◆ Problem details
Pick out the lines below with "JSON" and list them.

◆ Records to process
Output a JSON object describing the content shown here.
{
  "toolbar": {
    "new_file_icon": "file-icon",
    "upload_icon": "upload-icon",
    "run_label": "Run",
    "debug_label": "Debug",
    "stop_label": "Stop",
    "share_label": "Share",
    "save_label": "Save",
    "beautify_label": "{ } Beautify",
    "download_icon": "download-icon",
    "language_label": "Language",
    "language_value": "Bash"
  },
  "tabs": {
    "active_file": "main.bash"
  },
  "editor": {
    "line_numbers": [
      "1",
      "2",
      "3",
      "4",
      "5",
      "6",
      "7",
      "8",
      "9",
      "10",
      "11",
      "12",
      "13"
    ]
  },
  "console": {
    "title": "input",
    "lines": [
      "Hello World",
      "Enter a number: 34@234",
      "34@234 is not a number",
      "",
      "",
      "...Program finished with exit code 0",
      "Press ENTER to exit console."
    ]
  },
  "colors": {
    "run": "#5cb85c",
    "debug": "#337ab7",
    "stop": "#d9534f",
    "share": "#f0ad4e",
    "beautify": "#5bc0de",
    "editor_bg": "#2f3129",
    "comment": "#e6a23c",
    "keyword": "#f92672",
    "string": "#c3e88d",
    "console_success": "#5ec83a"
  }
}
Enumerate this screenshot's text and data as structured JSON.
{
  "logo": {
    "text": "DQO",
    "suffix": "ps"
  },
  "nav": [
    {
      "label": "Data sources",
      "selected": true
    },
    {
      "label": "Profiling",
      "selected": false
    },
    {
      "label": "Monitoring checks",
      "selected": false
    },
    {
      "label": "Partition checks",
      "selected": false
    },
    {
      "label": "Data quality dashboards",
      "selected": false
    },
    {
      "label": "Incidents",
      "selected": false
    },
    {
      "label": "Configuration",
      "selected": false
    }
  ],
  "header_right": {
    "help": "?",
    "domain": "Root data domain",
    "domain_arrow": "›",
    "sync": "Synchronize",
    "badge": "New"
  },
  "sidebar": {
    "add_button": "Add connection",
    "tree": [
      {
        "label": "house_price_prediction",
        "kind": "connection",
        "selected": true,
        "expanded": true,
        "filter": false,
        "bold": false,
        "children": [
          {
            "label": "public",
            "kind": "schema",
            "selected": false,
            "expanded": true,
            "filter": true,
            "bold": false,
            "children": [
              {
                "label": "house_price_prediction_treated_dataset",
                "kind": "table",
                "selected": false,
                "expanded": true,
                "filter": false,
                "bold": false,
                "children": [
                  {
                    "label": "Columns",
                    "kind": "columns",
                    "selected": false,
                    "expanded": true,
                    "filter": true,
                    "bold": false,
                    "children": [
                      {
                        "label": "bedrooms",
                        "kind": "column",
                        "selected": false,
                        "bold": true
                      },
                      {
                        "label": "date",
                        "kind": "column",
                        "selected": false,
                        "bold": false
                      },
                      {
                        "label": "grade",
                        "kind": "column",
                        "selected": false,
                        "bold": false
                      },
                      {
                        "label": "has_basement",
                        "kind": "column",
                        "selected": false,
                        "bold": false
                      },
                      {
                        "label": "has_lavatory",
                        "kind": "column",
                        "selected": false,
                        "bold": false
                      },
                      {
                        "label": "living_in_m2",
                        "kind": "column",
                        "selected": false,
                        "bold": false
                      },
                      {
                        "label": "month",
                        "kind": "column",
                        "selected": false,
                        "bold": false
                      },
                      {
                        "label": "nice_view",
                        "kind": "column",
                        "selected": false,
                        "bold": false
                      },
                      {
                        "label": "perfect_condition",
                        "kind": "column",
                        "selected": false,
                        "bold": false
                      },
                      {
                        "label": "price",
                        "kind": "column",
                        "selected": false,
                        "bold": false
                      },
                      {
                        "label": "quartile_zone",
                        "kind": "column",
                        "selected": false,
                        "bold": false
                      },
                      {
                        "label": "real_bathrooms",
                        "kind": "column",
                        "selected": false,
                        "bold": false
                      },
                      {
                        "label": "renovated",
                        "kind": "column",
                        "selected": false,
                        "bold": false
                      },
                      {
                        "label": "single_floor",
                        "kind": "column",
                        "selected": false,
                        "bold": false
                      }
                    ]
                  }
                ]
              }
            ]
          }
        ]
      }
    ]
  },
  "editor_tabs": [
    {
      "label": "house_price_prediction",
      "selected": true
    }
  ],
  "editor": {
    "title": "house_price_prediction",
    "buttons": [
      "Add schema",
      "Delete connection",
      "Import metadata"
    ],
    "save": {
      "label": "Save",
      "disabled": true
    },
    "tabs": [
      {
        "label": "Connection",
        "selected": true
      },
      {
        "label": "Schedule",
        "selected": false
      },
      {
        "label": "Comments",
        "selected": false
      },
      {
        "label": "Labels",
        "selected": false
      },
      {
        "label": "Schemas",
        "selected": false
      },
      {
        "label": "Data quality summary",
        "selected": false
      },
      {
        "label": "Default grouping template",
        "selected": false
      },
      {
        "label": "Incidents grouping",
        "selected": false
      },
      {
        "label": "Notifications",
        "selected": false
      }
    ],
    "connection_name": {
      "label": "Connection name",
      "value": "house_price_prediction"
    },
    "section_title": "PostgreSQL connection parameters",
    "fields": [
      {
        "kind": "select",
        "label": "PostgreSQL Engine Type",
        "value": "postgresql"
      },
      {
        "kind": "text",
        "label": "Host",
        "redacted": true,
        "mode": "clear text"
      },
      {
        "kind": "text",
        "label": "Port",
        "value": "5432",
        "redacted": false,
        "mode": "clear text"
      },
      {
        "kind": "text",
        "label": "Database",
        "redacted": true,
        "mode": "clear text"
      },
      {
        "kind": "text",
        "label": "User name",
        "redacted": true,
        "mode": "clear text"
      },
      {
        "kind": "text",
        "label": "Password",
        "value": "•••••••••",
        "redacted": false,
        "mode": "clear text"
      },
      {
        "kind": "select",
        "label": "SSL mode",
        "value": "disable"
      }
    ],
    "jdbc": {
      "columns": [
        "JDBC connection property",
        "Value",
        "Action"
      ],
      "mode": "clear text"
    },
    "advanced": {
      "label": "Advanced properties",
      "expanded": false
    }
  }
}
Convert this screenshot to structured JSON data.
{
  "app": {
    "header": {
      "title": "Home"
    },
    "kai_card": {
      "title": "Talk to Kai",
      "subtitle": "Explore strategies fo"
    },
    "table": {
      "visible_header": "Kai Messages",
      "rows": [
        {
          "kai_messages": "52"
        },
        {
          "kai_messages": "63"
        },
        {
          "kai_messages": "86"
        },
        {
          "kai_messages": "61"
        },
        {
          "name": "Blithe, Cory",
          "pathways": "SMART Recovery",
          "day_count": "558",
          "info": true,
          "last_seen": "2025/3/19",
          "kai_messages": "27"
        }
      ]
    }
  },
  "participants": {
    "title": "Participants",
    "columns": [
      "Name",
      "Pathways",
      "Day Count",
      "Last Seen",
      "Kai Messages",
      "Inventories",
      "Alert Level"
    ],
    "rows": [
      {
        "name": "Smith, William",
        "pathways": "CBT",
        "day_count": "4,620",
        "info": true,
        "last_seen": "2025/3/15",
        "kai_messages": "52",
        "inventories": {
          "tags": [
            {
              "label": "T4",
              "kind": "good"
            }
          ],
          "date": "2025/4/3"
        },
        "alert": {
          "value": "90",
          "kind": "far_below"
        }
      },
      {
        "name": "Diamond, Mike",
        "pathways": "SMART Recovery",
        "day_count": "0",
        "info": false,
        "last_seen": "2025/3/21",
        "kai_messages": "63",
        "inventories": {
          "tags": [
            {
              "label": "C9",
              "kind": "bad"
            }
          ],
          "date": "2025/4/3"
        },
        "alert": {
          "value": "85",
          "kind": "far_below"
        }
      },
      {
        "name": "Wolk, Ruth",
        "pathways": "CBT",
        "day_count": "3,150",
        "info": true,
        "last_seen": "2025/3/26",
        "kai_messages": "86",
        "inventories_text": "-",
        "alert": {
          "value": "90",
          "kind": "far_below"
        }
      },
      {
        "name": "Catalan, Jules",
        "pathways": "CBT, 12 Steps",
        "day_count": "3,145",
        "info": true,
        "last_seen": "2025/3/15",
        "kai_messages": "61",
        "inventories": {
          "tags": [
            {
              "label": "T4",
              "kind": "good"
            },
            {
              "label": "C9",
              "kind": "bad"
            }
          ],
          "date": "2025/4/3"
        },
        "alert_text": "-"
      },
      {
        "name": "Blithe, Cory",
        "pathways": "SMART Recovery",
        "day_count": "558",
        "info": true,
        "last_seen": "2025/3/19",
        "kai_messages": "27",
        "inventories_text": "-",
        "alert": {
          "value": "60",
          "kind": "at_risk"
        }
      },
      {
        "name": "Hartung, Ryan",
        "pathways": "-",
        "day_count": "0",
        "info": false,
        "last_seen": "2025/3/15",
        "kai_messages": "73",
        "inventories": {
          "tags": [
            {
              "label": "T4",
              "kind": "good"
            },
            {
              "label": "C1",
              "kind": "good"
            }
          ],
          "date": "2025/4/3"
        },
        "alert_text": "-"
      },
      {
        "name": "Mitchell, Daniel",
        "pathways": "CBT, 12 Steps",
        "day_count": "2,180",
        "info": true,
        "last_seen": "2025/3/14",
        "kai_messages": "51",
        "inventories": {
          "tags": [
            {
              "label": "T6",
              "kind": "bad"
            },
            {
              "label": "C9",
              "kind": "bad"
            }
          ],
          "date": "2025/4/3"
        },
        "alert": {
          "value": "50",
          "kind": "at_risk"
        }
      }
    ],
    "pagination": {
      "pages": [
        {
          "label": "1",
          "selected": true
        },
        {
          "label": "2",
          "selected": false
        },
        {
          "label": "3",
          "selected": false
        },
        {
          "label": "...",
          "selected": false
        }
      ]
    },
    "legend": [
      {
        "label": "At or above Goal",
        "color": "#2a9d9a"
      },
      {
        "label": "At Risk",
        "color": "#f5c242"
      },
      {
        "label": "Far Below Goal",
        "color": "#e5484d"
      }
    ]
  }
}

◆ The response
Output a JSON object describing the content shown here.
Enumerate this screenshot's text and data as structured JSON.
Convert this screenshot to structured JSON data.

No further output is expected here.